** START Supplied records **

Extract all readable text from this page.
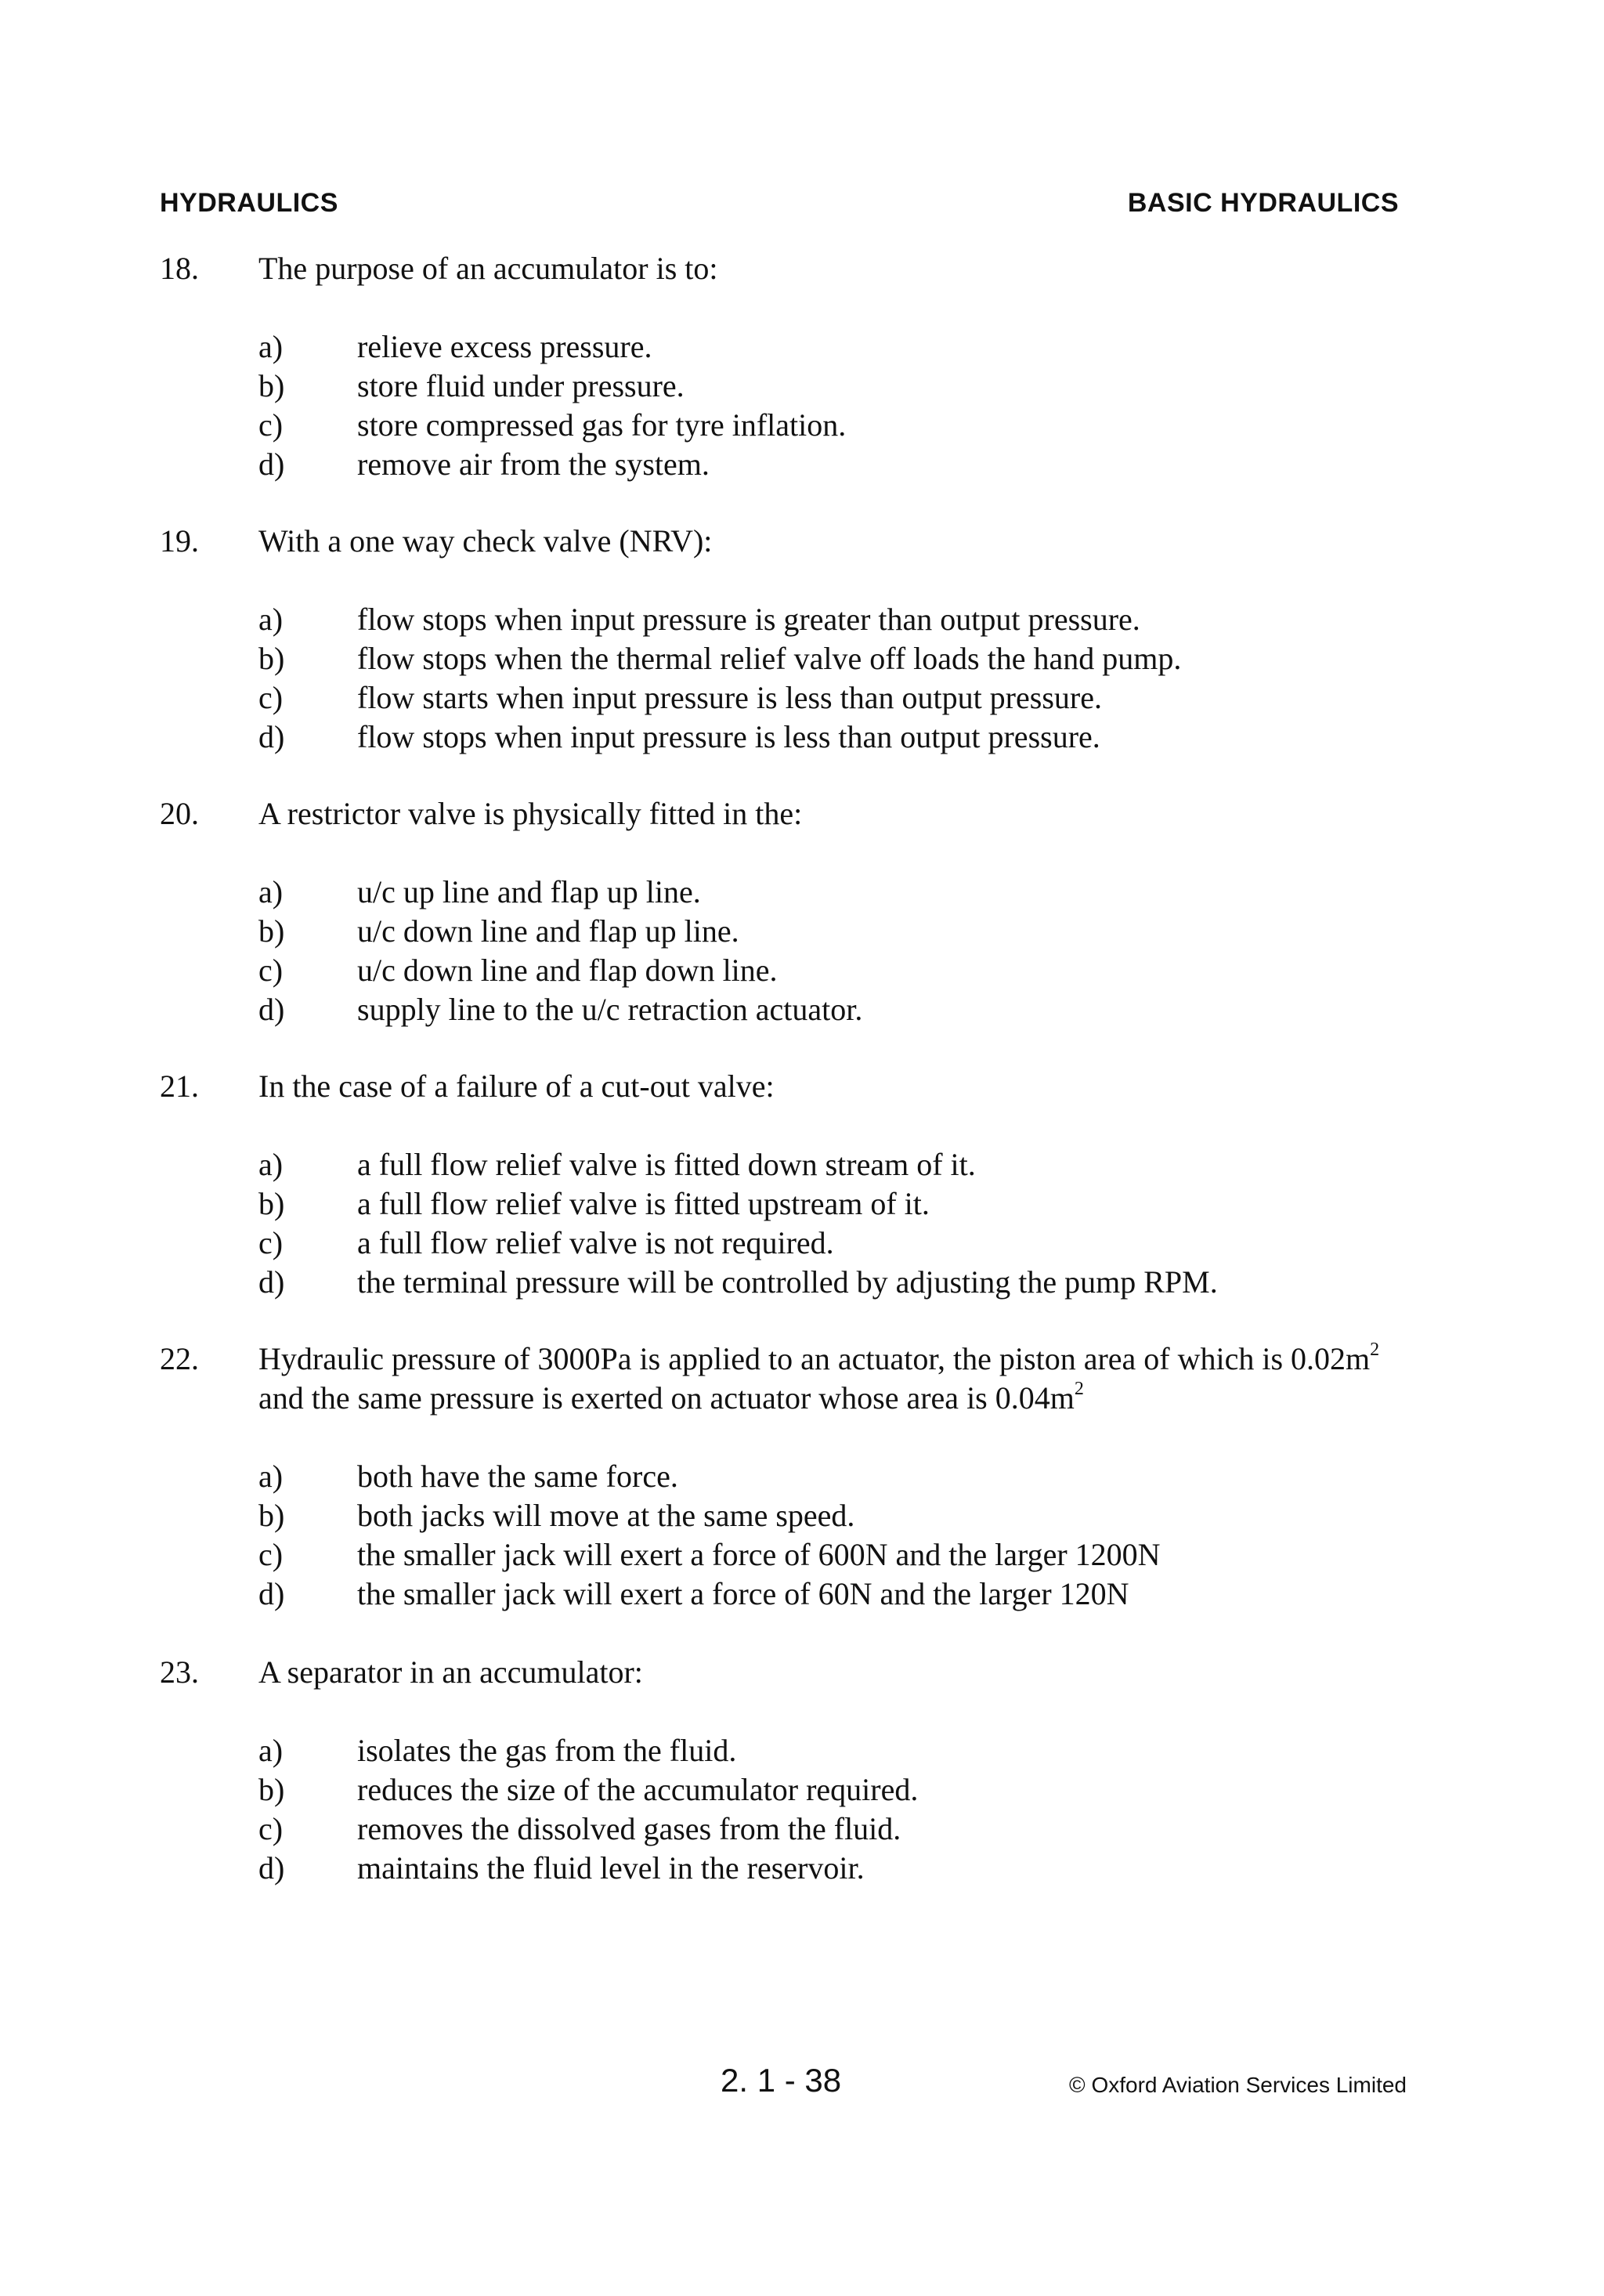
HYDRAULICS	BASIC HYDRAULICS
18.	The purpose of an accumulator is to:
a)	relieve excess pressure.
b)	store fluid under pressure.
c)	store compressed gas for tyre inflation.
d)	remove air from the system.
19.	With a one way check valve (NRV):
a)	flow stops when input pressure is greater than output pressure.
b)	flow stops when the thermal relief valve off loads the hand pump.
c)	flow starts when input pressure is less than output pressure.
d)	flow stops when input pressure is less than output pressure.
20.	A restrictor valve is physically fitted in the:
a)	u/c up line and flap up line.
b)	u/c down line and flap up line.
c)	u/c down line and flap down line.
d)	supply line to the u/c retraction actuator.
21.	In the case of a failure of a cut-out valve:
a)	a full flow relief valve is fitted down stream of it.
b)	a full flow relief valve is fitted upstream of it.
c)	a full flow relief valve is not required.
d)	the terminal pressure will be controlled by adjusting the pump RPM.
22.	Hydraulic pressure of 3000Pa is applied to an actuator, the piston area of which is $0.02m^2$ and the same pressure is exerted on actuator whose area is $0.04m^2$
a)	both have the same force.
b)	both jacks will move at the same speed.
c)	the smaller jack will exert a force of 600N and the larger 1200N
d)	the smaller jack will exert a force of 60N and the larger 120N
23.	A separator in an accumulator:
a)	isolates the gas from the fluid.
b)	reduces the size of the accumulator required.
c)	removes the dissolved gases from the fluid.
d)	maintains the fluid level in the reservoir.
2. 1 - 38	© Oxford Aviation Services Limited
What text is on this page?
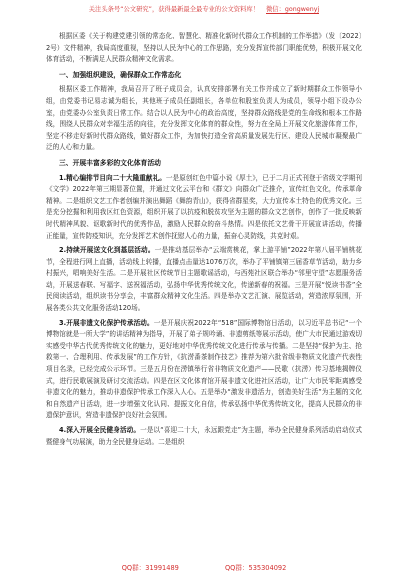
关注头条号“公文研究”，获得最新最全最专业的公文资料库！ 微信：gongwenyj

根据区委《关于构建党建引领的常态化、智慧化、精准化新时代群众工作机制的工作举措》（发〔2022〕2号）文件精神，我局高度重视，坚持以人民为中心的工作思路，充分发挥宣传部门职能优势，积极开展文化体育活动，不断满足人民群众精神文化需求。

一、加强组织建设，确保群众工作常态化

根据区委工作精神，我局召开了班子成员会，认真安排部署有关工作并成立了新时期群众工作领导小组，由党委书记易志诚为组长，其他班子成员任副组长，各单位和股室负责人为成员，领导小组下设办公室，由党委办公室负责日常工作。结合以人民为中心的政治高度，坚持群众路线是党的生命线和根本工作路线，围绕人民群众对幸福生活的向往，充分发挥文化体育的群众性，努力在全局上开展文化旅游体育工作，坚定不移走好新时代群众路线，做好群众工作，为加快打造全省高质量发展先行区、建设人民城市凝聚最广泛的人心和力量。

三、开展丰富多彩的文化体育活动

1.精心编排节目向二十大隆重献礼。一是原创红色中篇小说《厚土》，已于二月正式刊登于省级文学期刊《文学》2022年第三期显著位置，并通过文化云平台和《群文》向群众广泛推介，宣传红色文化，传承革命精神。二是组织文艺工作者创编并演出舞蹈《舞韵青山》，获得省群星奖，大力宣传本土特色的优秀文化。三是充分挖掘和利用我区红色资源，组织开展了以抗疫和脱贫攻坚为主题的群众文艺创作，创作了一批反映新时代精神风貌、讴歌新时代的优秀作品，激励人民群众的奋斗热情。四是依托文艺骨干开展宣讲活动，传播正能量，宣传防疫知识，充分发挥艺术创作抚慰人心的力量，振奋心灵防线，共克时艰。

2.持续开展送文化到基层活动。一是推动基层举办“云端赏桃花，掌上游平铺”2022年第八届平铺桃花节，全程进行网上直播，活动线上转播，直播点击量达1076万次，举办了平铺镇第三届香草节活动，助力乡村振兴，唱响美好生活。二是开展社区传统节日主题歌谣活动，与西苑社区联合举办“邻里守望”志愿服务活动，开展送春联、写福字、送祝福活动，弘扬中华优秀传统文化，传递新春的祝福。三是开展“悦读书香”全民阅读活动，组织读书分享会，丰富群众精神文化生活。四是举办文艺汇演、展览活动，营造浓厚氛围，开展各类公共文化服务活动120场。

3.开展非遗文化保护传承活动。一是开展庆祝2022年“518”国际博物馆日活动，以习近平总书记“一个博物馆就是一所大学”的讲话精神为指导，开展了弟子规吟诵、非遗剪纸等展示活动，使广大市民通过游戏切实感受中华古代优秀传统文化的魅力，更好地对中华优秀传统文化进行传承与传播。二是坚持“保护为主、抢救第一、合理利用、传承发展”的工作方针，《抗涝番茶制作技艺》推荐为第六批省级非物质文化遗产代表性项目名录，已经完成公示环节。三是五月份在涝镇举行省非物质文化遗产——民歌（抗涝）传习基地揭牌仪式，进行民歌展演及研讨交流活动。四是在区文化体育馆开展非遗文化进社区活动，让广大市民零距离感受非遗文化的魅力，推动非遗保护传承工作深入人心。五是举办“激发非遗活力，创造美好生活”为主题的文化和自然遗产日活动，进一步增强文化认同、提振文化自信，传承弘扬中华优秀传统文化，提高人民群众的非遗保护意识，营造非遗保护良好社会氛围。

4.深入开展全民健身活动。一是以“喜迎二十大，永远跟党走”为主题，举办全民健身系列活动启动仪式暨健身气功展演，助力全民健身运动。二是组织

QQ群：31991489	QQ群：535304092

** END Supplied records **

» What you are asked to do: Copy all the data exactly as written, but skip any picture.

» Task response:
Extract all readable text from this page.
HYDRAULICS	BASIC HYDRAULICS
18.	The purpose of an accumulator is to:
a)	relieve excess pressure.
b)	store fluid under pressure.
c)	store compressed gas for tyre inflation.
d)	remove air from the system.
19.	With a one way check valve (NRV):
a)	flow stops when input pressure is greater than output pressure.
b)	flow stops when the thermal relief valve off loads the hand pump.
c)	flow starts when input pressure is less than output pressure.
d)	flow stops when input pressure is less than output pressure.
20.	A restrictor valve is physically fitted in the:
a)	u/c up line and flap up line.
b)	u/c down line and flap up line.
c)	u/c down line and flap down line.
d)	supply line to the u/c retraction actuator.
21.	In the case of a failure of a cut-out valve:
a)	a full flow relief valve is fitted down stream of it.
b)	a full flow relief valve is fitted upstream of it.
c)	a full flow relief valve is not required.
d)	the terminal pressure will be controlled by adjusting the pump RPM.
22.	Hydraulic pressure of 3000Pa is applied to an actuator, the piston area of which is $0.02m^2$ and the same pressure is exerted on actuator whose area is $0.04m^2$
a)	both have the same force.
b)	both jacks will move at the same speed.
c)	the smaller jack will exert a force of 600N and the larger 1200N
d)	the smaller jack will exert a force of 60N and the larger 120N
23.	A separator in an accumulator:
a)	isolates the gas from the fluid.
b)	reduces the size of the accumulator required.
c)	removes the dissolved gases from the fluid.
d)	maintains the fluid level in the reservoir.
2. 1 - 38	© Oxford Aviation Services Limited
What text is on this page?
关注头条号“公文研究”，获得最新最全最专业的公文资料库！ 微信：gongwenyj

根据区委《关于构建党建引领的常态化、智慧化、精准化新时代群众工作机制的工作举措》（发〔2022〕2号）文件精神，我局高度重视，坚持以人民为中心的工作思路，充分发挥宣传部门职能优势，积极开展文化体育活动，不断满足人民群众精神文化需求。

一、加强组织建设，确保群众工作常态化

根据区委工作精神，我局召开了班子成员会，认真安排部署有关工作并成立了新时期群众工作领导小组，由党委书记易志诚为组长，其他班子成员任副组长，各单位和股室负责人为成员，领导小组下设办公室，由党委办公室负责日常工作。结合以人民为中心的政治高度，坚持群众路线是党的生命线和根本工作路线，围绕人民群众对幸福生活的向往，充分发挥文化体育的群众性，努力在全局上开展文化旅游体育工作，坚定不移走好新时代群众路线，做好群众工作，为加快打造全省高质量发展先行区、建设人民城市凝聚最广泛的人心和力量。

三、开展丰富多彩的文化体育活动

1.精心编排节目向二十大隆重献礼。一是原创红色中篇小说《厚土》，已于二月正式刊登于省级文学期刊《文学》2022年第三期显著位置，并通过文化云平台和《群文》向群众广泛推介，宣传红色文化，传承革命精神。二是组织文艺工作者创编并演出舞蹈《舞韵青山》，获得省群星奖，大力宣传本土特色的优秀文化。三是充分挖掘和利用我区红色资源，组织开展了以抗疫和脱贫攻坚为主题的群众文艺创作，创作了一批反映新时代精神风貌、讴歌新时代的优秀作品，激励人民群众的奋斗热情。四是依托文艺骨干开展宣讲活动，传播正能量，宣传防疫知识，充分发挥艺术创作抚慰人心的力量，振奋心灵防线，共克时艰。

2.持续开展送文化到基层活动。一是推动基层举办“云端赏桃花，掌上游平铺”2022年第八届平铺桃花节，全程进行网上直播，活动线上转播，直播点击量达1076万次，举办了平铺镇第三届香草节活动，助力乡村振兴，唱响美好生活。二是开展社区传统节日主题歌谣活动，与西苑社区联合举办“邻里守望”志愿服务活动，开展送春联、写福字、送祝福活动，弘扬中华优秀传统文化，传递新春的祝福。三是开展“悦读书香”全民阅读活动，组织读书分享会，丰富群众精神文化生活。四是举办文艺汇演、展览活动，营造浓厚氛围，开展各类公共文化服务活动120场。

3.开展非遗文化保护传承活动。一是开展庆祝2022年“518”国际博物馆日活动，以习近平总书记“一个博物馆就是一所大学”的讲话精神为指导，开展了弟子规吟诵、非遗剪纸等展示活动，使广大市民通过游戏切实感受中华古代优秀传统文化的魅力，更好地对中华优秀传统文化进行传承与传播。二是坚持“保护为主、抢救第一、合理利用、传承发展”的工作方针，《抗涝番茶制作技艺》推荐为第六批省级非物质文化遗产代表性项目名录，已经完成公示环节。三是五月份在涝镇举行省非物质文化遗产——民歌（抗涝）传习基地揭牌仪式，进行民歌展演及研讨交流活动。四是在区文化体育馆开展非遗文化进社区活动，让广大市民零距离感受非遗文化的魅力，推动非遗保护传承工作深入人心。五是举办“激发非遗活力，创造美好生活”为主题的文化和自然遗产日活动，进一步增强文化认同、提振文化自信，传承弘扬中华优秀传统文化，提高人民群众的非遗保护意识，营造非遗保护良好社会氛围。

4.深入开展全民健身活动。一是以“喜迎二十大，永远跟党走”为主题，举办全民健身系列活动启动仪式暨健身气功展演，助力全民健身运动。二是组织

QQ群：31991489	QQ群：535304092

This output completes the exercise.